» Your goal
Reproduce each line exactly. Skip none.

################

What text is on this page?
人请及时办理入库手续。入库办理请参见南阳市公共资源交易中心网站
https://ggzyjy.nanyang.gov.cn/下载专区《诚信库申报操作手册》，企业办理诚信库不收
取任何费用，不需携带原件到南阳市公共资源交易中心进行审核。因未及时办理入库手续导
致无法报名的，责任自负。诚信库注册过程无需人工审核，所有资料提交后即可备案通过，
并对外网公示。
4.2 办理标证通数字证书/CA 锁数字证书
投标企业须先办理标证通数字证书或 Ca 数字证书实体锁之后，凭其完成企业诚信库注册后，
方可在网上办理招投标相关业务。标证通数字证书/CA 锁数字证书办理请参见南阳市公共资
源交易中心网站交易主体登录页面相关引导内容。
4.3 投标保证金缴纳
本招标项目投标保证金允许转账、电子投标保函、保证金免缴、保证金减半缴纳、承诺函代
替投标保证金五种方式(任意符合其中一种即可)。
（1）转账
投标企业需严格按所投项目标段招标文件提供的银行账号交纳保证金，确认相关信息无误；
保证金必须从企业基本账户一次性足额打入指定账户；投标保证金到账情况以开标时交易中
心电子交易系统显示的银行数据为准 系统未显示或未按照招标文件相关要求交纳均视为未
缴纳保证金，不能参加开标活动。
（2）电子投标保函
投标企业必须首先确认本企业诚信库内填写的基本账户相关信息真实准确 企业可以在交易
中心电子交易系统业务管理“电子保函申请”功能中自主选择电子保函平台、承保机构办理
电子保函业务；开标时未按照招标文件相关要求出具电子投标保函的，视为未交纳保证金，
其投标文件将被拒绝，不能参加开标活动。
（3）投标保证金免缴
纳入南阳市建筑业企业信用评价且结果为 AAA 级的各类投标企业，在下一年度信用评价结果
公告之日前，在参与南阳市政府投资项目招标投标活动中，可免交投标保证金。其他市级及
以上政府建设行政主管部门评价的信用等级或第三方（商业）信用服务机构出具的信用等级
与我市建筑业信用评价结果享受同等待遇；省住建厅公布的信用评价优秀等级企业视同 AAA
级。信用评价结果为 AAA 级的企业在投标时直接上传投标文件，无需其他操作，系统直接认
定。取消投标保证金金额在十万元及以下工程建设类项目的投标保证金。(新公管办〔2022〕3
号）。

################

» Completed task
What text is on this page?
人请及时办理入库手续。入库办理请参见南阳市公共资源交易中心网站
https://ggzyjy.nanyang.gov.cn/下载专区《诚信库申报操作手册》，企业办理诚信库不收
取任何费用，不需携带原件到南阳市公共资源交易中心进行审核。因未及时办理入库手续导
致无法报名的，责任自负。诚信库注册过程无需人工审核，所有资料提交后即可备案通过，
并对外网公示。
4.2 办理标证通数字证书/CA 锁数字证书
投标企业须先办理标证通数字证书或 Ca 数字证书实体锁之后，凭其完成企业诚信库注册后，
方可在网上办理招投标相关业务。标证通数字证书/CA 锁数字证书办理请参见南阳市公共资
源交易中心网站交易主体登录页面相关引导内容。
4.3 投标保证金缴纳
本招标项目投标保证金允许转账、电子投标保函、保证金免缴、保证金减半缴纳、承诺函代
替投标保证金五种方式(任意符合其中一种即可)。
（1）转账
投标企业需严格按所投项目标段招标文件提供的银行账号交纳保证金，确认相关信息无误；
保证金必须从企业基本账户一次性足额打入指定账户；投标保证金到账情况以开标时交易中
心电子交易系统显示的银行数据为准 系统未显示或未按照招标文件相关要求交纳均视为未
缴纳保证金，不能参加开标活动。
（2）电子投标保函
投标企业必须首先确认本企业诚信库内填写的基本账户相关信息真实准确 企业可以在交易
中心电子交易系统业务管理“电子保函申请”功能中自主选择电子保函平台、承保机构办理
电子保函业务；开标时未按照招标文件相关要求出具电子投标保函的，视为未交纳保证金，
其投标文件将被拒绝，不能参加开标活动。
（3）投标保证金免缴
纳入南阳市建筑业企业信用评价且结果为 AAA 级的各类投标企业，在下一年度信用评价结果
公告之日前，在参与南阳市政府投资项目招标投标活动中，可免交投标保证金。其他市级及
以上政府建设行政主管部门评价的信用等级或第三方（商业）信用服务机构出具的信用等级
与我市建筑业信用评价结果享受同等待遇；省住建厅公布的信用评价优秀等级企业视同 AAA
级。信用评价结果为 AAA 级的企业在投标时直接上传投标文件，无需其他操作，系统直接认
定。取消投标保证金金额在十万元及以下工程建设类项目的投标保证金。(新公管办〔2022〕3
号）。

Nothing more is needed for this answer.